To do:
Reproduce the records below in full and word for word, excluding pictures.

Data records:
"""
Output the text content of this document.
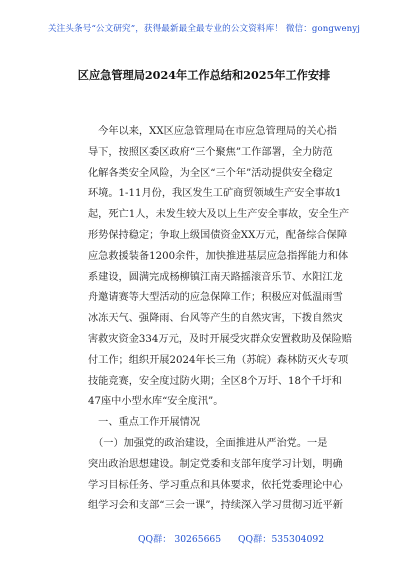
关注头条号“公文研究”，获得最新最全最专业的公文资料库！ 微信：gongwenyj
区应急管理局2024年工作总结和2025年工作安排
　今年以来，XX区应急管理局在市应急管理局的关心指
导下，按照区委区政府“三个聚焦”工作部署，全力防范
化解各类安全风险，为全区“三个年”活动提供安全稳定
环境。1-11月份，我区发生工矿商贸领域生产安全事故1
起，死亡1人，未发生较大及以上生产安全事故，安全生产
形势保持稳定；争取上级国债资金XX万元，配备综合保障
应急救援装备1200余件，加快推进基层应急指挥能力和体
系建设，圆满完成杨柳镇江南天路摇滚音乐节、水阳江龙
舟邀请赛等大型活动的应急保障工作；积极应对低温雨雪
冰冻天气、强降雨、台风等产生的自然灾害，下拨自然灾
害救灾资金334万元，及时开展受灾群众安置救助及保险赔
付工作；组织开展2024年长三角（苏皖）森林防灭火专项
技能竞赛，安全度过防火期；全区8个万圩、18个千圩和
47座中小型水库“安全度汛”。
　一、重点工作开展情况
　（一）加强党的政治建设，全面推进从严治党。一是
突出政治思想建设。制定党委和支部年度学习计划，明确
学习目标任务、学习重点和具体要求，依托党委理论中心
组学习会和支部“三会一课”，持续深入学习贯彻习近平新
QQ群： 30265665 QQ群：535304092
"""
Task answer:
Output the text content of this document.
关注头条号“公文研究”，获得最新最全最专业的公文资料库！ 微信：gongwenyj
区应急管理局2024年工作总结和2025年工作安排
　今年以来，XX区应急管理局在市应急管理局的关心指
导下，按照区委区政府“三个聚焦”工作部署，全力防范
化解各类安全风险，为全区“三个年”活动提供安全稳定
环境。1-11月份，我区发生工矿商贸领域生产安全事故1
起，死亡1人，未发生较大及以上生产安全事故，安全生产
形势保持稳定；争取上级国债资金XX万元，配备综合保障
应急救援装备1200余件，加快推进基层应急指挥能力和体
系建设，圆满完成杨柳镇江南天路摇滚音乐节、水阳江龙
舟邀请赛等大型活动的应急保障工作；积极应对低温雨雪
冰冻天气、强降雨、台风等产生的自然灾害，下拨自然灾
害救灾资金334万元，及时开展受灾群众安置救助及保险赔
付工作；组织开展2024年长三角（苏皖）森林防灭火专项
技能竞赛，安全度过防火期；全区8个万圩、18个千圩和
47座中小型水库“安全度汛”。
　一、重点工作开展情况
　（一）加强党的政治建设，全面推进从严治党。一是
突出政治思想建设。制定党委和支部年度学习计划，明确
学习目标任务、学习重点和具体要求，依托党委理论中心
组学习会和支部“三会一课”，持续深入学习贯彻习近平新
QQ群： 30265665 QQ群：535304092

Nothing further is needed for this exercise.